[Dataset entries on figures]
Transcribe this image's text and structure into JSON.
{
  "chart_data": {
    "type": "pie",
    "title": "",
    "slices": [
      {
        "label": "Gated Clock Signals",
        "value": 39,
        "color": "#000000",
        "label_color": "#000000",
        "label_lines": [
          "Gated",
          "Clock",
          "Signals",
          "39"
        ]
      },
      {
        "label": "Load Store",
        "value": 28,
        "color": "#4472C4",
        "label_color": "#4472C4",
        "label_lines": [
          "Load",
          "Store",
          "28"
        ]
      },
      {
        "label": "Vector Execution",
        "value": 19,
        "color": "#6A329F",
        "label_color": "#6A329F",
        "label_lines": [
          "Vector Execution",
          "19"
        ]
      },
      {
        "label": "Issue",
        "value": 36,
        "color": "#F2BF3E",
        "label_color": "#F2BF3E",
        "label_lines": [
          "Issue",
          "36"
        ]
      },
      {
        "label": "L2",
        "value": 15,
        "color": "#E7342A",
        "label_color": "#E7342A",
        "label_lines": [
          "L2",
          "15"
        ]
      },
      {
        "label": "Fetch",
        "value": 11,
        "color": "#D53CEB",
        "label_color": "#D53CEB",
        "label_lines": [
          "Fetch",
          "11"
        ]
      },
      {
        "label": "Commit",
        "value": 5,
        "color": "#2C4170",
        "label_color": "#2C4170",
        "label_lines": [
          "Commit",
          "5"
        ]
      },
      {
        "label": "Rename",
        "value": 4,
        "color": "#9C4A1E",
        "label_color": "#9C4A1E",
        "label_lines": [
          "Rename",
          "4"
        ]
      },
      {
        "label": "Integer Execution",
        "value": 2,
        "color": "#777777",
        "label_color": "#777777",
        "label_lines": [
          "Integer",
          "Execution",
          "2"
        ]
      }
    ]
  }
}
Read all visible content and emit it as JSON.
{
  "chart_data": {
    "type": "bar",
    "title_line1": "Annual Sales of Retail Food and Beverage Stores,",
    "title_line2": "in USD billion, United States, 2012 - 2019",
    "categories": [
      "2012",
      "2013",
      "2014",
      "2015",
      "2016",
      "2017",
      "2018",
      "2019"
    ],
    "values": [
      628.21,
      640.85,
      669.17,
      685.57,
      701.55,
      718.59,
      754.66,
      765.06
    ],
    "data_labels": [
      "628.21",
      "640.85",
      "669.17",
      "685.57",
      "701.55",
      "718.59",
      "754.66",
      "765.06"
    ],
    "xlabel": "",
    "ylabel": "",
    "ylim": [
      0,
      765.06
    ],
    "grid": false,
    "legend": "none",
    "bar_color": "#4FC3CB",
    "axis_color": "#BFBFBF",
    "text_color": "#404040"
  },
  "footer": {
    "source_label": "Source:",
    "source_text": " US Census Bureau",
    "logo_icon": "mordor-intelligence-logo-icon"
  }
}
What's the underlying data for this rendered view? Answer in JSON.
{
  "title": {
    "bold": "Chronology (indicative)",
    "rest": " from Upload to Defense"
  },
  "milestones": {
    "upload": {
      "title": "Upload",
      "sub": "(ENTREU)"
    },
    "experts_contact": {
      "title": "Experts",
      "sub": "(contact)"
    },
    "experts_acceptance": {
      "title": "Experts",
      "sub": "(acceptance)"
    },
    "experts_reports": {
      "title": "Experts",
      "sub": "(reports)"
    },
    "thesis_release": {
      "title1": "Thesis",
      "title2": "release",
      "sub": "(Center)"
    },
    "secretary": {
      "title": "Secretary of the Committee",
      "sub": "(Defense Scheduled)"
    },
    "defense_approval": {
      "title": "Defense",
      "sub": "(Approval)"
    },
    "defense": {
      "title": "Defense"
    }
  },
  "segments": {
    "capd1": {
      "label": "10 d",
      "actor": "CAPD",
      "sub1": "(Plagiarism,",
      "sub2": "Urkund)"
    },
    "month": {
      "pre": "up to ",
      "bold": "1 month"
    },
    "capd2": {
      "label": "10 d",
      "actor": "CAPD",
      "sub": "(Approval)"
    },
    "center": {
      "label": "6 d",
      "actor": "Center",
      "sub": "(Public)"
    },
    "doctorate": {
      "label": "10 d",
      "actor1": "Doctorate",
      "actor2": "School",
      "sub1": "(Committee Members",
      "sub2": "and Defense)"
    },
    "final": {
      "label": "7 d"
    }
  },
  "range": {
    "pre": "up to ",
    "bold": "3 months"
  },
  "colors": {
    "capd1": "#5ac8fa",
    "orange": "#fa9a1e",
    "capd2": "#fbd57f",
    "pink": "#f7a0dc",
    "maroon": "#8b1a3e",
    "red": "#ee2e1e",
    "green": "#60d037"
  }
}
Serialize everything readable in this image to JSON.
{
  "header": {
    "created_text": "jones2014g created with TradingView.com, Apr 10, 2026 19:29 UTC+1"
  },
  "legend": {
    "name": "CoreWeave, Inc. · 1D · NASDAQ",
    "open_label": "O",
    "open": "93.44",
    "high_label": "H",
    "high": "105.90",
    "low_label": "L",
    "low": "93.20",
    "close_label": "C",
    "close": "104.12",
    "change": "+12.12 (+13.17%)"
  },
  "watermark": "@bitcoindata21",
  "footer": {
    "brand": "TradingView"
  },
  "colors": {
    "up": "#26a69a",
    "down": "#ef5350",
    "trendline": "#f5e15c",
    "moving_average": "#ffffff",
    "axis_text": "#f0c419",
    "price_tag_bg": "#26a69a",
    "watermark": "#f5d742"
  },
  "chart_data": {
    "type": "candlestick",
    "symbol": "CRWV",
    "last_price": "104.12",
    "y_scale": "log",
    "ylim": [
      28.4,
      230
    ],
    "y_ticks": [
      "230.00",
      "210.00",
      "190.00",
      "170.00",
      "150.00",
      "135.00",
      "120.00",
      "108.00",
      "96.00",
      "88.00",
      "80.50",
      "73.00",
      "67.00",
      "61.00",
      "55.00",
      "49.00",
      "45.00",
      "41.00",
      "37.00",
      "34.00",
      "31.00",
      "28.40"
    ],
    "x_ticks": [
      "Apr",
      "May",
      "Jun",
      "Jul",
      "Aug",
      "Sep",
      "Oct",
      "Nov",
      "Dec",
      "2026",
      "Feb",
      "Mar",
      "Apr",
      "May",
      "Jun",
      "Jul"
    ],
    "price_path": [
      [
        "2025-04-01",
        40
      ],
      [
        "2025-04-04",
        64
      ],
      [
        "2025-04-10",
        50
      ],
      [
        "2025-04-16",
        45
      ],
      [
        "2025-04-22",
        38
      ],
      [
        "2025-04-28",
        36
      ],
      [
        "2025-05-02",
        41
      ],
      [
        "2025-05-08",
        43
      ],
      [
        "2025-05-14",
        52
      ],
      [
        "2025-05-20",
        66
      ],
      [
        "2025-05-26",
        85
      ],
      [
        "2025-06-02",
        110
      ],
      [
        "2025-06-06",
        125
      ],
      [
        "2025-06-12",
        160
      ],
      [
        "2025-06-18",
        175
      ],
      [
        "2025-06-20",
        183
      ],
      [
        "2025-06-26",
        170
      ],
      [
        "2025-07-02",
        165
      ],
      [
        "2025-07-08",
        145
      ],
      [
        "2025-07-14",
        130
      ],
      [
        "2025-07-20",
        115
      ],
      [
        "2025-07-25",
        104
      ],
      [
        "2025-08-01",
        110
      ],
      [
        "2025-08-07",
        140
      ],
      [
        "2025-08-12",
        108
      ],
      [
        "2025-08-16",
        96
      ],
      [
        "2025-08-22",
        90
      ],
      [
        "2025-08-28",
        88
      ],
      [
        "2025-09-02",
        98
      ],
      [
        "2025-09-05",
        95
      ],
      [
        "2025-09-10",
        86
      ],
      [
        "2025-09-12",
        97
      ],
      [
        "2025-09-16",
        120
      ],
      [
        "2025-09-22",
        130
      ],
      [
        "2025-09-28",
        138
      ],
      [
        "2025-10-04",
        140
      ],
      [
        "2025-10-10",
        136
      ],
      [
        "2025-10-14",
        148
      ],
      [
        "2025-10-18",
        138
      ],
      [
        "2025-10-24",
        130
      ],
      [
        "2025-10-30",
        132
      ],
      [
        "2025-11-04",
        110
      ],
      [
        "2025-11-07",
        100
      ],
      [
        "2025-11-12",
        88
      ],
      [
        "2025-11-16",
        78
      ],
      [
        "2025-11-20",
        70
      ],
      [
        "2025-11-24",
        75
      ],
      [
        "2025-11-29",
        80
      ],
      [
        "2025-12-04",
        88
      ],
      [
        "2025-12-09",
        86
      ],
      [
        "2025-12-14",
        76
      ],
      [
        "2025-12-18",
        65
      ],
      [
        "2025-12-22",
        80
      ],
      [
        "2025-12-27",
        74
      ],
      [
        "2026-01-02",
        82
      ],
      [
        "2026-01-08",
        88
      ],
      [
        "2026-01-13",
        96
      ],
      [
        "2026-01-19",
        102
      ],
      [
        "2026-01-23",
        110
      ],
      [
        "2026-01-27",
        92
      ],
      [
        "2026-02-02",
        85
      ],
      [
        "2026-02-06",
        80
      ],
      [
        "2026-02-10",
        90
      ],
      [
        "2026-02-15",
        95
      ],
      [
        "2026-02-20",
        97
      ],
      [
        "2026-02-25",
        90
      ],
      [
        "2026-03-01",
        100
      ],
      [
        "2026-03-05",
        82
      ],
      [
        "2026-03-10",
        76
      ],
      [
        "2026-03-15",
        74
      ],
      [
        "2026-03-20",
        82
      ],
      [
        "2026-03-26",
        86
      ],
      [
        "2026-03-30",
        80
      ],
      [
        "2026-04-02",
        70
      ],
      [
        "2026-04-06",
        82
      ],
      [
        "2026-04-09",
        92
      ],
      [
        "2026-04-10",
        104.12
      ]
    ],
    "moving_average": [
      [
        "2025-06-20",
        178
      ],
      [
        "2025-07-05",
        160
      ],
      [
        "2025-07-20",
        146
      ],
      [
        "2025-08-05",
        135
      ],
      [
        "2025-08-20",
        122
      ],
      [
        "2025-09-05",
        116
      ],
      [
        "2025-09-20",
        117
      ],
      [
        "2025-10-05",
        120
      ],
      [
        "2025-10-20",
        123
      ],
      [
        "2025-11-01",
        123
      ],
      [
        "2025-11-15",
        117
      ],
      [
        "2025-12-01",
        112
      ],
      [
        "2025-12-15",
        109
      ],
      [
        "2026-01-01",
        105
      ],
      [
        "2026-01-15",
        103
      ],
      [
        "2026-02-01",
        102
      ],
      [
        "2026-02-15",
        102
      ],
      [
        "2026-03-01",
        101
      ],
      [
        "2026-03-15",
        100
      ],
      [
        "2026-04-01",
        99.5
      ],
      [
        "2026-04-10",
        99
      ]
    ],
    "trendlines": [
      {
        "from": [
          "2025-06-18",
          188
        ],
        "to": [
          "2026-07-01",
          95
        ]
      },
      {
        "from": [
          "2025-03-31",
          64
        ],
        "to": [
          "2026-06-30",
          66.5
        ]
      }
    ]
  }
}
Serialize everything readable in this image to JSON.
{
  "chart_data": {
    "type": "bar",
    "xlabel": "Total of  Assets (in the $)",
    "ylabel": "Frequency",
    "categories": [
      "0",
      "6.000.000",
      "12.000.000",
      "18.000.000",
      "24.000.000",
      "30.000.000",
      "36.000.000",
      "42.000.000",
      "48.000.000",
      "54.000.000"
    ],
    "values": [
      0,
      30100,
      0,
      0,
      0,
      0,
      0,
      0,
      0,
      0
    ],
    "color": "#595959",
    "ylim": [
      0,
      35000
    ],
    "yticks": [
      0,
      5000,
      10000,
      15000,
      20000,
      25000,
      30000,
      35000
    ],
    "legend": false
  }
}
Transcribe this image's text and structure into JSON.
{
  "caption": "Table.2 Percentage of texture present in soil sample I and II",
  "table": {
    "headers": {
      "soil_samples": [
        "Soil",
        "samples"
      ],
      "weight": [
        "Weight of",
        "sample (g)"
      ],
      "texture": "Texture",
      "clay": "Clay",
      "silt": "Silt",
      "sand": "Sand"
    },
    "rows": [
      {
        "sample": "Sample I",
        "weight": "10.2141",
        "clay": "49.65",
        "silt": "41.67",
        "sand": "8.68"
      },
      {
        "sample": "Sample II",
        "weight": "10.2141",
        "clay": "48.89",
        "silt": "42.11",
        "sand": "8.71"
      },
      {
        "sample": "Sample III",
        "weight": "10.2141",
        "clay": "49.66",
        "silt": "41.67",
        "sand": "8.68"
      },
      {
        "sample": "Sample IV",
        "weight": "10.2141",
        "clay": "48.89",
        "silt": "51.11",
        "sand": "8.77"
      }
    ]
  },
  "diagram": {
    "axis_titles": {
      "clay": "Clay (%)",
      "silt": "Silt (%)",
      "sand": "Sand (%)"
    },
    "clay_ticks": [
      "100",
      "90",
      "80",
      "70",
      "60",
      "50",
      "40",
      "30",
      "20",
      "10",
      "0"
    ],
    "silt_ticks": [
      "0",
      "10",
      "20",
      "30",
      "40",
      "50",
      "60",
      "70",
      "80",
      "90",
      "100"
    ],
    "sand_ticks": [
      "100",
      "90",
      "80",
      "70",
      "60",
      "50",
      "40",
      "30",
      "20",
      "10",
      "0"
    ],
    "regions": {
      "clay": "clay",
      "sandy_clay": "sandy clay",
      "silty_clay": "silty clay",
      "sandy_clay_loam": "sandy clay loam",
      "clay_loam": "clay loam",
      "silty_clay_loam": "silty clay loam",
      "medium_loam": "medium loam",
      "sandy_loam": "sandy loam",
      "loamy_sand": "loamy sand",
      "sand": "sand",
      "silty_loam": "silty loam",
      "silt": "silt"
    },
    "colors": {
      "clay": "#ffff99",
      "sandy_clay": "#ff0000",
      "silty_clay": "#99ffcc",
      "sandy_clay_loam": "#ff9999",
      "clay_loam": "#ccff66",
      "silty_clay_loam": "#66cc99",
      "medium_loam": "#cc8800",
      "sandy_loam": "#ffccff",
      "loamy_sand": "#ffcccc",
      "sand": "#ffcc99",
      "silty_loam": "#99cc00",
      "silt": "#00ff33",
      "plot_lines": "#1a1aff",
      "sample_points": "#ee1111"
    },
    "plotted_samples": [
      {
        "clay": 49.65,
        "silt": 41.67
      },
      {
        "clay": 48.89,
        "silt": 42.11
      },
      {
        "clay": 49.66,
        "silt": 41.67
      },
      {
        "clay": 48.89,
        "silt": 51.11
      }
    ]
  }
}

WHAT IS REQUIRED:
Return all lines of the material above in which the word "Committee" occurs.

FULL ANSWER:
      "title": "Secretary of the Committee",
      "sub1": "(Committee Members",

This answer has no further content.